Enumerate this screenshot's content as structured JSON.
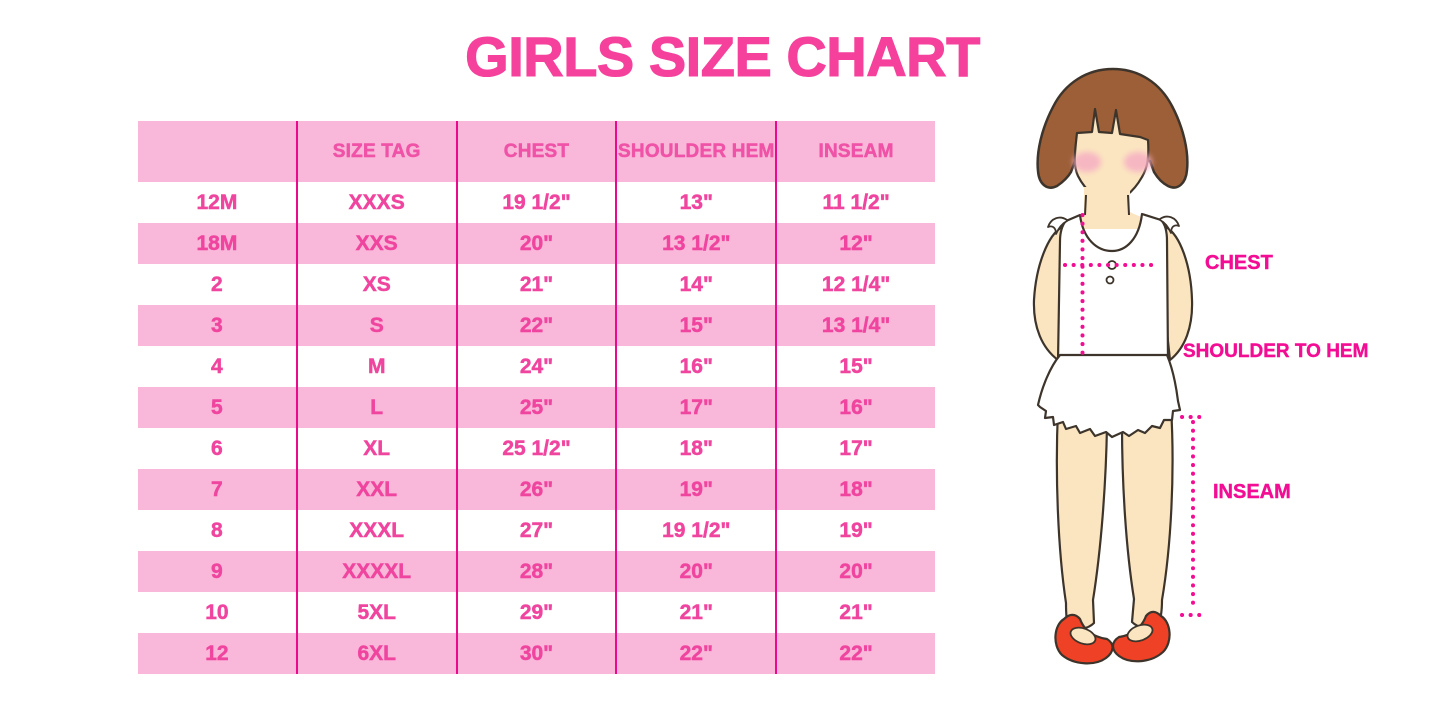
{
  "title": "GIRLS SIZE CHART",
  "table": {
    "headers": [
      "",
      "SIZE TAG",
      "CHEST",
      "SHOULDER HEM",
      "INSEAM"
    ],
    "rows": [
      [
        "12M",
        "XXXS",
        "19 1/2\"",
        "13\"",
        "11 1/2\""
      ],
      [
        "18M",
        "XXS",
        "20\"",
        "13 1/2\"",
        "12\""
      ],
      [
        "2",
        "XS",
        "21\"",
        "14\"",
        "12 1/4\""
      ],
      [
        "3",
        "S",
        "22\"",
        "15\"",
        "13 1/4\""
      ],
      [
        "4",
        "M",
        "24\"",
        "16\"",
        "15\""
      ],
      [
        "5",
        "L",
        "25\"",
        "17\"",
        "16\""
      ],
      [
        "6",
        "XL",
        "25 1/2\"",
        "18\"",
        "17\""
      ],
      [
        "7",
        "XXL",
        "26\"",
        "19\"",
        "18\""
      ],
      [
        "8",
        "XXXL",
        "27\"",
        "19 1/2\"",
        "19\""
      ],
      [
        "9",
        "XXXXL",
        "28\"",
        "20\"",
        "20\""
      ],
      [
        "10",
        "5XL",
        "29\"",
        "21\"",
        "21\""
      ],
      [
        "12",
        "6XL",
        "30\"",
        "22\"",
        "22\""
      ]
    ]
  },
  "diagram": {
    "chest_label": "CHEST",
    "shoulder_to_hem_label": "SHOULDER TO HEM",
    "inseam_label": "INSEAM"
  },
  "colors": {
    "title_pink": "#F5419C",
    "row_band_pink": "#F9B7D9",
    "column_line_magenta": "#E90B8B",
    "cell_text_pink": "#F0459F",
    "measure_label_pink": "#F30D94",
    "dotted_line_pink": "#F20D93",
    "hair_brown": "#9C5F38",
    "skin": "#FBE5C0",
    "blush_pink": "#F6AEC3",
    "shoe_red": "#EF4126",
    "outline_dark": "#3D342B"
  }
}
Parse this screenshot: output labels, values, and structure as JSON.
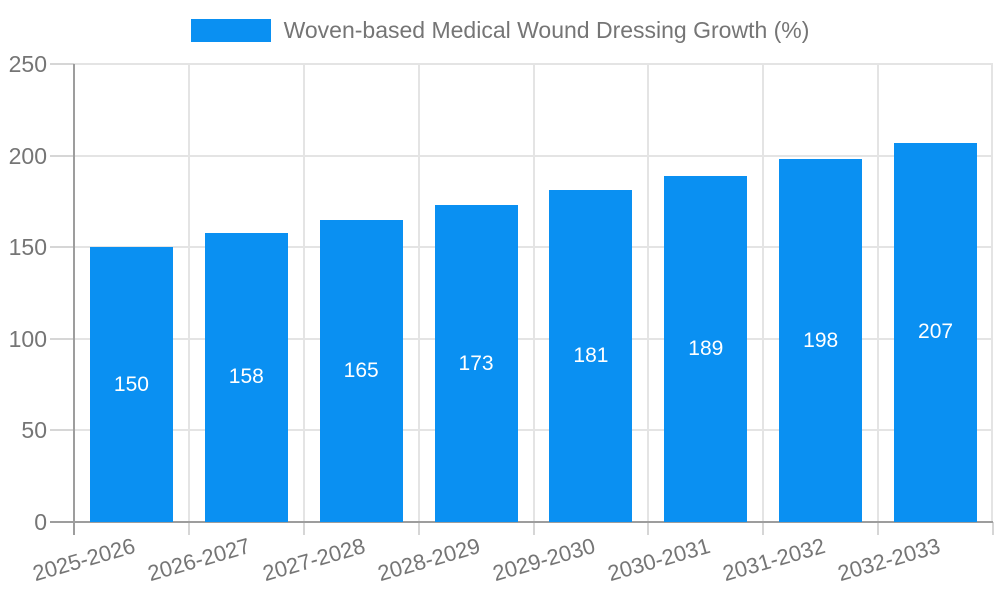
{
  "chart_data": {
    "type": "bar",
    "title": "Woven-based Medical Wound Dressing Growth (%)",
    "legend_entries": [
      "Woven-based Medical Wound Dressing Growth (%)"
    ],
    "legend_position": "top",
    "categories": [
      "2025-2026",
      "2026-2027",
      "2027-2028",
      "2028-2029",
      "2029-2030",
      "2030-2031",
      "2031-2032",
      "2032-2033"
    ],
    "values": [
      150,
      158,
      165,
      173,
      181,
      189,
      198,
      207
    ],
    "xlabel": "",
    "ylabel": "",
    "ylim": [
      0,
      250
    ],
    "yticks": [
      0,
      50,
      100,
      150,
      200,
      250
    ],
    "grid": true,
    "bar_label_position": "center",
    "colors": {
      "bar": "#0a90f2",
      "bar_label_text": "#ffffff",
      "axis_text": "#757575",
      "axis_line": "#9d9d9d",
      "tick_line": "#d6d6d6",
      "gridline": "#e4e4e4",
      "background": "#ffffff"
    }
  }
}
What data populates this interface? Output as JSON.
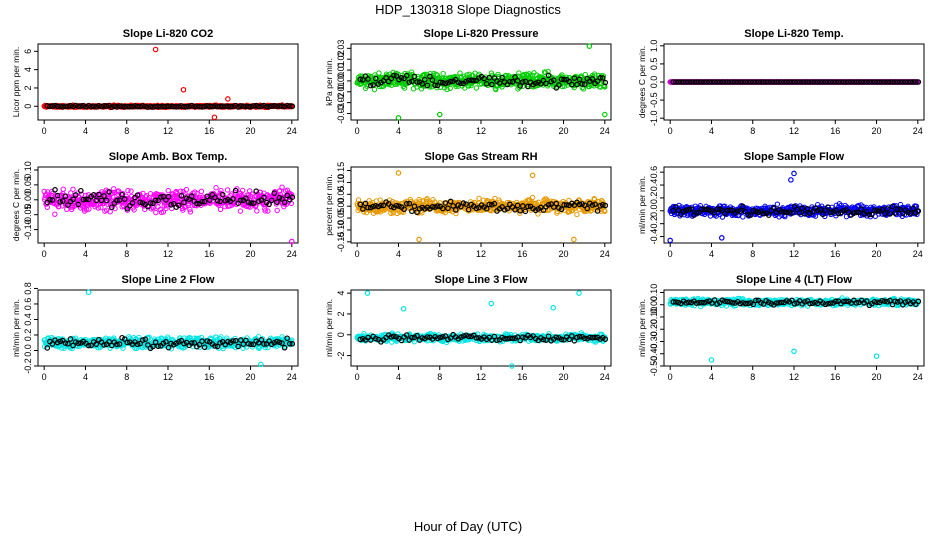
{
  "figure": {
    "title": "HDP_130318  Slope Diagnostics",
    "xlabel": "Hour of Day (UTC)"
  },
  "chart_data": [
    {
      "type": "scatter",
      "title": "Slope Li-820 CO2",
      "ylabel": "Licor ppm per min.",
      "color": "#ff0000",
      "spread": 0.15,
      "center": 0,
      "outliers": [
        [
          10.8,
          6.2
        ],
        [
          13.5,
          1.8
        ],
        [
          16.5,
          -1.2
        ],
        [
          17.8,
          0.8
        ]
      ],
      "xlim": [
        -0.6,
        24.6
      ],
      "xticks": [
        0,
        4,
        8,
        12,
        16,
        20,
        24
      ],
      "ylim": [
        -1.5,
        6.8
      ],
      "yticks": [
        0,
        2,
        4,
        6
      ]
    },
    {
      "type": "scatter",
      "title": "Slope Li-820 Pressure",
      "ylabel": "kPa per min.",
      "color": "#00cc00",
      "spread": 0.01,
      "center": 0,
      "outliers": [
        [
          22.5,
          0.032
        ],
        [
          4,
          -0.034
        ],
        [
          8,
          -0.031
        ],
        [
          24,
          -0.031
        ]
      ],
      "xlim": [
        -0.6,
        24.6
      ],
      "xticks": [
        0,
        4,
        8,
        12,
        16,
        20,
        24
      ],
      "ylim": [
        -0.036,
        0.034
      ],
      "yticks": [
        -0.03,
        -0.02,
        -0.01,
        0.0,
        0.01,
        0.02,
        0.03
      ]
    },
    {
      "type": "scatter",
      "title": "Slope Li-820 Temp.",
      "ylabel": "degrees C per min.",
      "color": "#cc00cc",
      "spread": 0,
      "center": 0,
      "outliers": [],
      "xlim": [
        -0.6,
        24.6
      ],
      "xticks": [
        0,
        4,
        8,
        12,
        16,
        20,
        24
      ],
      "ylim": [
        -1.05,
        1.05
      ],
      "yticks": [
        -1.0,
        -0.5,
        0.0,
        0.5,
        1.0
      ]
    },
    {
      "type": "scatter",
      "title": "Slope Amb. Box Temp.",
      "ylabel": "degrees C per min.",
      "color": "#ff00ff",
      "spread": 0.05,
      "center": 0,
      "outliers": [
        [
          24,
          -0.14
        ]
      ],
      "xlim": [
        -0.6,
        24.6
      ],
      "xticks": [
        0,
        4,
        8,
        12,
        16,
        20,
        24
      ],
      "ylim": [
        -0.145,
        0.11
      ],
      "yticks": [
        -0.1,
        -0.05,
        0.0,
        0.05,
        0.1
      ]
    },
    {
      "type": "scatter",
      "title": "Slope Gas Stream RH",
      "ylabel": "percent per min.",
      "color": "#e69900",
      "spread": 0.04,
      "center": 0,
      "outliers": [
        [
          4,
          0.14
        ],
        [
          6,
          -0.14
        ],
        [
          17,
          0.13
        ],
        [
          21,
          -0.14
        ]
      ],
      "xlim": [
        -0.6,
        24.6
      ],
      "xticks": [
        0,
        4,
        8,
        12,
        16,
        20,
        24
      ],
      "ylim": [
        -0.155,
        0.165
      ],
      "yticks": [
        -0.15,
        -0.1,
        -0.05,
        0.0,
        0.05,
        0.1,
        0.15
      ]
    },
    {
      "type": "scatter",
      "title": "Slope Sample Flow",
      "ylabel": "ml/min per min.",
      "color": "#0000ee",
      "spread": 0.12,
      "center": 0,
      "outliers": [
        [
          12,
          0.58
        ],
        [
          11.7,
          0.48
        ],
        [
          0,
          -0.46
        ],
        [
          5,
          -0.42
        ]
      ],
      "xlim": [
        -0.6,
        24.6
      ],
      "xticks": [
        0,
        4,
        8,
        12,
        16,
        20,
        24
      ],
      "ylim": [
        -0.5,
        0.68
      ],
      "yticks": [
        -0.4,
        -0.2,
        0.0,
        0.2,
        0.4,
        0.6
      ]
    },
    {
      "type": "scatter",
      "title": "Slope Line 2 Flow",
      "ylabel": "ml/min per min.",
      "color": "#00e5e5",
      "spread": 0.1,
      "center": 0.1,
      "outliers": [
        [
          4.3,
          0.75
        ],
        [
          21,
          -0.18
        ]
      ],
      "xlim": [
        -0.6,
        24.6
      ],
      "xticks": [
        0,
        4,
        8,
        12,
        16,
        20,
        24
      ],
      "ylim": [
        -0.2,
        0.78
      ],
      "yticks": [
        -0.2,
        0.0,
        0.2,
        0.4,
        0.6,
        0.8
      ]
    },
    {
      "type": "scatter",
      "title": "Slope Line 3 Flow",
      "ylabel": "ml/min per min.",
      "color": "#00e5e5",
      "spread": 0.5,
      "center": -0.3,
      "outliers": [
        [
          1,
          4
        ],
        [
          21.5,
          4
        ],
        [
          13,
          3
        ],
        [
          15,
          -3
        ],
        [
          4.5,
          2.5
        ],
        [
          19,
          2.6
        ]
      ],
      "xlim": [
        -0.6,
        24.6
      ],
      "xticks": [
        0,
        4,
        8,
        12,
        16,
        20,
        24
      ],
      "ylim": [
        -3,
        4.3
      ],
      "yticks": [
        -2,
        0,
        2,
        4
      ]
    },
    {
      "type": "scatter",
      "title": "Slope Line 4 (LT) Flow",
      "ylabel": "ml/min per min.",
      "color": "#00e5e5",
      "spread": 0.04,
      "center": 0.02,
      "outliers": [
        [
          4,
          -0.45
        ],
        [
          12,
          -0.38
        ],
        [
          20,
          -0.42
        ]
      ],
      "xlim": [
        -0.6,
        24.6
      ],
      "xticks": [
        0,
        4,
        8,
        12,
        16,
        20,
        24
      ],
      "ylim": [
        -0.5,
        0.12
      ],
      "yticks": [
        -0.5,
        -0.4,
        -0.3,
        -0.2,
        -0.1,
        0.0,
        0.1
      ]
    }
  ]
}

________________________

**Your instructions**
Read through the lines above and collect those that contain the string "based".

**Response for this exercise**
    "title": "Woven-based Medical Wound Dressing Growth (%)",
      "Woven-based Medical Wound Dressing Growth (%)"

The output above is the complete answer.